=== Extracted data entries ===
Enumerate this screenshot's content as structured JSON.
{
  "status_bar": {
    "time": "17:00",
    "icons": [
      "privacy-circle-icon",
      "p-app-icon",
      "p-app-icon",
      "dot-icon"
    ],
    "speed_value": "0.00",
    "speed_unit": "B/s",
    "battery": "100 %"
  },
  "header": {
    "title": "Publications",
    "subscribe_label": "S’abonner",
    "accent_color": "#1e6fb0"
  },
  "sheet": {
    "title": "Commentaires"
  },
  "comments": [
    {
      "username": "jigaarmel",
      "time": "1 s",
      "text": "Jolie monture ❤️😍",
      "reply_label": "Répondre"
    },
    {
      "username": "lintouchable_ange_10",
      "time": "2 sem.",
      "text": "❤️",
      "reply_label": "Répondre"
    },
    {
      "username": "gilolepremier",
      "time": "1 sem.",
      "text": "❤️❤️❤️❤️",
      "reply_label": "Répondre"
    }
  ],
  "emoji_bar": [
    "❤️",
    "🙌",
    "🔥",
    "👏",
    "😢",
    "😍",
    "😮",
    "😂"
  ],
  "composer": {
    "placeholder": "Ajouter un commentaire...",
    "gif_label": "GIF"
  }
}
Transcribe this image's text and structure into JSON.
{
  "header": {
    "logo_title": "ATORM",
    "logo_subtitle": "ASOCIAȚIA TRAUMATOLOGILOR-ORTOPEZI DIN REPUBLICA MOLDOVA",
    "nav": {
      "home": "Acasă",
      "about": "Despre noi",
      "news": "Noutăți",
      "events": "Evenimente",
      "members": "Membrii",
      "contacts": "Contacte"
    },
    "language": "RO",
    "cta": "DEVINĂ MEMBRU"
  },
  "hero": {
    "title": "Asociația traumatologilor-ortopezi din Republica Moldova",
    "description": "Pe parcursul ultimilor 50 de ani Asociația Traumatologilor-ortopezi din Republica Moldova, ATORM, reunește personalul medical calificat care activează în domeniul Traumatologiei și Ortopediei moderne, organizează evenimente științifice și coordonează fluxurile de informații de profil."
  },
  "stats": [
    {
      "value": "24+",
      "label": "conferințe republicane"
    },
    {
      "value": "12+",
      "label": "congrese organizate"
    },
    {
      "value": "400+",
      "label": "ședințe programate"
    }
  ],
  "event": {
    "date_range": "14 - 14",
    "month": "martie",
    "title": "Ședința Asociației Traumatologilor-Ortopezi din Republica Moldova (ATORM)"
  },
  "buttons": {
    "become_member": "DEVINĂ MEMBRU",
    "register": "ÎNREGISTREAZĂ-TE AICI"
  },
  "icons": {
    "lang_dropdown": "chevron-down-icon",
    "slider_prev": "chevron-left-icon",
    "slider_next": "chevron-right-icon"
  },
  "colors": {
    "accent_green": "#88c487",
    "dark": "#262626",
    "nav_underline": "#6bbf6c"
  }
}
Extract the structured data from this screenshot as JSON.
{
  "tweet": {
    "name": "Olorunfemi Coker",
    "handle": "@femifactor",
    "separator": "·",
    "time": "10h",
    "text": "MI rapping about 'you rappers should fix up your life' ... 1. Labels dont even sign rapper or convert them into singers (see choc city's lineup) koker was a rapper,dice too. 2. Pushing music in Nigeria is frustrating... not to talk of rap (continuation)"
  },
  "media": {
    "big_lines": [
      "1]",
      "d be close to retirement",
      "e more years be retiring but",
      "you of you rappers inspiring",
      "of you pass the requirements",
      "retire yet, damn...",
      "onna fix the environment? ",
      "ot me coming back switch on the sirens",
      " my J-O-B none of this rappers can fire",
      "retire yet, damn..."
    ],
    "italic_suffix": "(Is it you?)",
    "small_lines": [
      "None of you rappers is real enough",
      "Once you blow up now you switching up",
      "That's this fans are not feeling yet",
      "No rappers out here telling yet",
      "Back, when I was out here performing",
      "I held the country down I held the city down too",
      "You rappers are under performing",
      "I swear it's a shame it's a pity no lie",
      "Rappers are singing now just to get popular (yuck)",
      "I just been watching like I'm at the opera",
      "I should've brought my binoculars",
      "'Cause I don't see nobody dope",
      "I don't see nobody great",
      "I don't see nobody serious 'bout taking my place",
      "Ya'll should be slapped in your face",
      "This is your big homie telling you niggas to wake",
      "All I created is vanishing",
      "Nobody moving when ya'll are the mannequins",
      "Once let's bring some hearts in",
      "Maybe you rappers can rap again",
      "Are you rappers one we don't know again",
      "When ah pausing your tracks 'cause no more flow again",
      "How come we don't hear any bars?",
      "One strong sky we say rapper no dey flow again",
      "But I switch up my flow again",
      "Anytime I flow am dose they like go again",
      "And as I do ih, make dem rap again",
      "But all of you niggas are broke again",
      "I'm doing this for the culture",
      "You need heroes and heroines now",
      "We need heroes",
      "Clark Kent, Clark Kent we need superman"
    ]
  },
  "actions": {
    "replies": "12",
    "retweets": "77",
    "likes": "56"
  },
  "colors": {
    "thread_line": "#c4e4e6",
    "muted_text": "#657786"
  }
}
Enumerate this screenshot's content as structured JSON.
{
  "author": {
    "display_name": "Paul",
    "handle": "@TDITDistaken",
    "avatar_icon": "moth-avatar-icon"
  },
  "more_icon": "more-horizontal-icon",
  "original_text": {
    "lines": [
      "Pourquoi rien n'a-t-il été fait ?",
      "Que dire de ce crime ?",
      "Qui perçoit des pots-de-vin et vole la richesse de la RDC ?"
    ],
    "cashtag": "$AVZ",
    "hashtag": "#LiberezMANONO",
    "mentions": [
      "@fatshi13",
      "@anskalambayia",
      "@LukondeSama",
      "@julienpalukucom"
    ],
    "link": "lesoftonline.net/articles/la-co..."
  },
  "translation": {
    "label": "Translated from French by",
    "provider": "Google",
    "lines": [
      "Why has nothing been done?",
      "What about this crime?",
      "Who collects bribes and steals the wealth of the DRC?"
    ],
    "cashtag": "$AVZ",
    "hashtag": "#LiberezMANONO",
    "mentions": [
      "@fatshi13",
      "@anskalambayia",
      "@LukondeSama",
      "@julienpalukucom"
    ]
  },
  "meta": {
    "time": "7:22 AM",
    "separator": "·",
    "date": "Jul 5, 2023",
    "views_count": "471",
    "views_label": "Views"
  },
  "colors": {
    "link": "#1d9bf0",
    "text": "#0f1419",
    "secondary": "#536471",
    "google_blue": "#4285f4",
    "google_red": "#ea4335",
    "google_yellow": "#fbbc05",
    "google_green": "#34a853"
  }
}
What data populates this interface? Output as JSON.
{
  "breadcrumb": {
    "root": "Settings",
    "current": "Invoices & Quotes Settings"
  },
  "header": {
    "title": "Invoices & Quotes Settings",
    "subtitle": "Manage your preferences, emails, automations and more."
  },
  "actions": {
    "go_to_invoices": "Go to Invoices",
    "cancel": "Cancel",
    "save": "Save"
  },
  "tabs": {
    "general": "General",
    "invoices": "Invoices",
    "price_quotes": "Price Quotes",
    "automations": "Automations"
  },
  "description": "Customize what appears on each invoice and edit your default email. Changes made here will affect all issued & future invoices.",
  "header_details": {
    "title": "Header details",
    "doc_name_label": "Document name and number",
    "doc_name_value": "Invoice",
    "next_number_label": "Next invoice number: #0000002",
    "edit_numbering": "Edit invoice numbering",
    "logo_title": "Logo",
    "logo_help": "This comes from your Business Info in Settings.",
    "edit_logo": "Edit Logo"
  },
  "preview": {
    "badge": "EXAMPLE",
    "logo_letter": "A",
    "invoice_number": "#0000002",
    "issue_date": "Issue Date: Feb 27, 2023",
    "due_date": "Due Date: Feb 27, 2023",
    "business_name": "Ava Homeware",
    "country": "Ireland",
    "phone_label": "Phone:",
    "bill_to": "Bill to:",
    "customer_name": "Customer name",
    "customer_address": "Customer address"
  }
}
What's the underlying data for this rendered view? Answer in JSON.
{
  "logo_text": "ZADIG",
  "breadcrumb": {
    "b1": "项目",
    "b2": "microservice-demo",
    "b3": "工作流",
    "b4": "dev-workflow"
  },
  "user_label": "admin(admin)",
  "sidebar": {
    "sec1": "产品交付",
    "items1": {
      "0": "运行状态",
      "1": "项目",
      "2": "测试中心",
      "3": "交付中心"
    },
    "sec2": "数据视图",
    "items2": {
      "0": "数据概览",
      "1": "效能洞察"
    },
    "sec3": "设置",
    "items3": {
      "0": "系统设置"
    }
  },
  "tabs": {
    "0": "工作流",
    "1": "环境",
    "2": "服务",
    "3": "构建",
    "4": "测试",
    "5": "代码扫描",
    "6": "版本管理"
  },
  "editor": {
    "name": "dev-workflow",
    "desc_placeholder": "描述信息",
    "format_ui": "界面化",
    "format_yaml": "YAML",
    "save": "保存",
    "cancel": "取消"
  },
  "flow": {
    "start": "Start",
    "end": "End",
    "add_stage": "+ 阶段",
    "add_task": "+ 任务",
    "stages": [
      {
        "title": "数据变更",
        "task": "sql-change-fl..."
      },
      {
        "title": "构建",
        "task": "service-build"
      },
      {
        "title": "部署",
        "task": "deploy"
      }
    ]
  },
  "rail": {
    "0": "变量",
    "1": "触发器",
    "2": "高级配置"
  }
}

=== TO BE DONE ===
Where a line of the data holds "more", show that line.

=== REPLY TO THE TASK ===
      "e more years be retiring but",
      "When ah pausing your tracks 'cause no more flow again",
  "more_icon": "more-horizontal-icon",
    "subtitle": "Manage your preferences, emails, automations and more."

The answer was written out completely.